*The problem:* Print all the data, keeping every line exactly as it is.
------------------------------
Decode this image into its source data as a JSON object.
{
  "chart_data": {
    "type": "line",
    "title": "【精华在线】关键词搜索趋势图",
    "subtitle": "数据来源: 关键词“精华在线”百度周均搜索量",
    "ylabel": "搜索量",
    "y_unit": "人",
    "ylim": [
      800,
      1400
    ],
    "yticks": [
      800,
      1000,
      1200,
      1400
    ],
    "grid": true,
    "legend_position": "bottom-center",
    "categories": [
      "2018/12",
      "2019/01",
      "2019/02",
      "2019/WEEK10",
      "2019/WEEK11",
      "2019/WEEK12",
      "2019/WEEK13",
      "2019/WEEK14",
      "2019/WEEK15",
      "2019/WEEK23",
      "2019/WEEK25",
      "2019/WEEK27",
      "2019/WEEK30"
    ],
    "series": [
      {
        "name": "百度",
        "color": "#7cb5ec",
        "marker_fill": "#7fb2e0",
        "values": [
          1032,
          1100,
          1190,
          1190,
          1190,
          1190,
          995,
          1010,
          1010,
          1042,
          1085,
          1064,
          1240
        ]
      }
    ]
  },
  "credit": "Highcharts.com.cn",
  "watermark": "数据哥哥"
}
------------------------------
*Response for this exercise:*
Decode this image into its source data as a JSON object.
{
  "chart_data": {
    "type": "line",
    "title": "【精华在线】关键词搜索趋势图",
    "subtitle": "数据来源: 关键词“精华在线”百度周均搜索量",
    "ylabel": "搜索量",
    "y_unit": "人",
    "ylim": [
      800,
      1400
    ],
    "yticks": [
      800,
      1000,
      1200,
      1400
    ],
    "grid": true,
    "legend_position": "bottom-center",
    "categories": [
      "2018/12",
      "2019/01",
      "2019/02",
      "2019/WEEK10",
      "2019/WEEK11",
      "2019/WEEK12",
      "2019/WEEK13",
      "2019/WEEK14",
      "2019/WEEK15",
      "2019/WEEK23",
      "2019/WEEK25",
      "2019/WEEK27",
      "2019/WEEK30"
    ],
    "series": [
      {
        "name": "百度",
        "color": "#7cb5ec",
        "marker_fill": "#7fb2e0",
        "values": [
          1032,
          1100,
          1190,
          1190,
          1190,
          1190,
          995,
          1010,
          1010,
          1042,
          1085,
          1064,
          1240
        ]
      }
    ]
  },
  "credit": "Highcharts.com.cn",
  "watermark": "数据哥哥"
}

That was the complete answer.